• [OBJECTIVE]:
Search the records for the word "desc" and pick out every line that has it.

• [DATASET]:
-------------------------

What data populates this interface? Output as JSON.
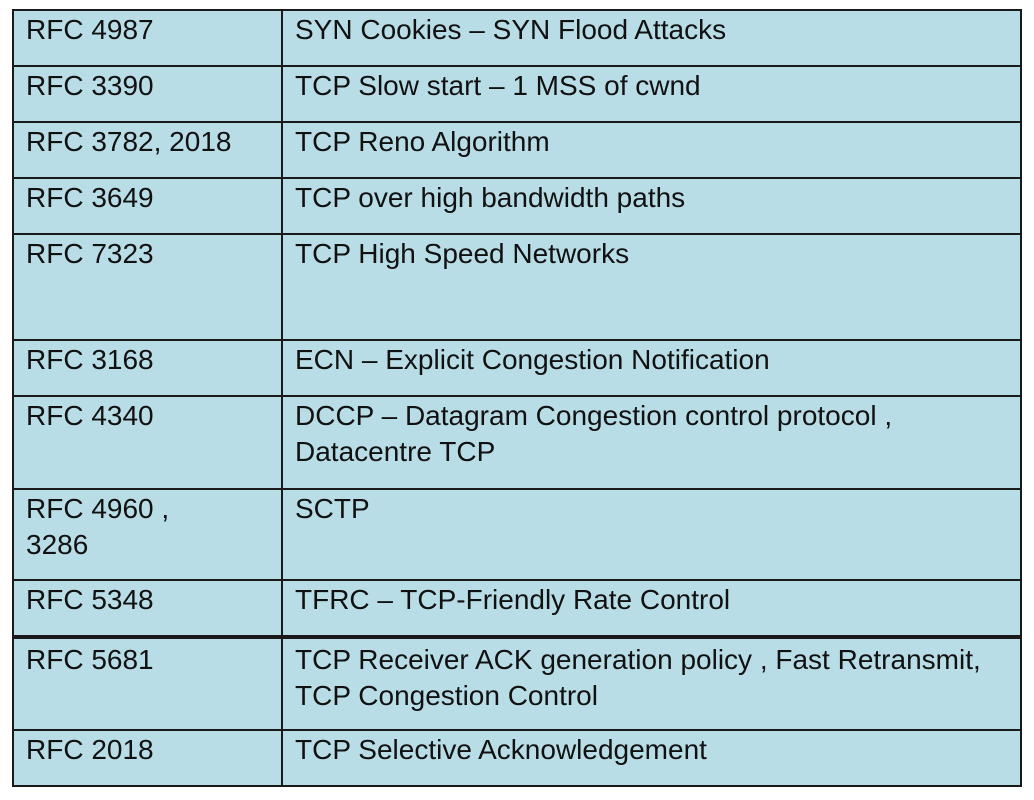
{
  "table": {
    "rows": [
      {
        "rfc": "RFC 4987",
        "desc": "SYN Cookies – SYN Flood Attacks"
      },
      {
        "rfc": "RFC 3390",
        "desc": "TCP Slow start – 1 MSS of cwnd"
      },
      {
        "rfc": "RFC 3782, 2018",
        "desc": "TCP Reno Algorithm"
      },
      {
        "rfc": "RFC 3649",
        "desc": "TCP over high bandwidth paths"
      },
      {
        "rfc": "RFC 7323",
        "desc": "TCP High Speed Networks"
      },
      {
        "rfc": "RFC 3168",
        "desc": "ECN – Explicit Congestion Notification"
      },
      {
        "rfc": "RFC 4340",
        "desc": "DCCP – Datagram Congestion control protocol , Datacentre TCP"
      },
      {
        "rfc": "RFC 4960 , 3286",
        "desc": "SCTP"
      },
      {
        "rfc": "RFC 5348",
        "desc": "TFRC – TCP-Friendly Rate Control"
      },
      {
        "rfc": "RFC 5681",
        "desc": "TCP Receiver ACK generation policy , Fast Retransmit, TCP Congestion Control"
      },
      {
        "rfc": "RFC 2018",
        "desc": "TCP Selective Acknowledgement"
      }
    ]
  }
}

-------------------------

• [REPLY]:
        "desc": "SYN Cookies – SYN Flood Attacks"
        "desc": "TCP Slow start – 1 MSS of cwnd"
        "desc": "TCP Reno Algorithm"
        "desc": "TCP over high bandwidth paths"
        "desc": "TCP High Speed Networks"
        "desc": "ECN – Explicit Congestion Notification"
        "desc": "DCCP – Datagram Congestion control protocol , Datacentre TCP"
        "desc": "SCTP"
        "desc": "TFRC – TCP-Friendly Rate Control"
        "desc": "TCP Receiver ACK generation policy , Fast Retransmit, TCP Congestion Control"
        "desc": "TCP Selective Acknowledgement"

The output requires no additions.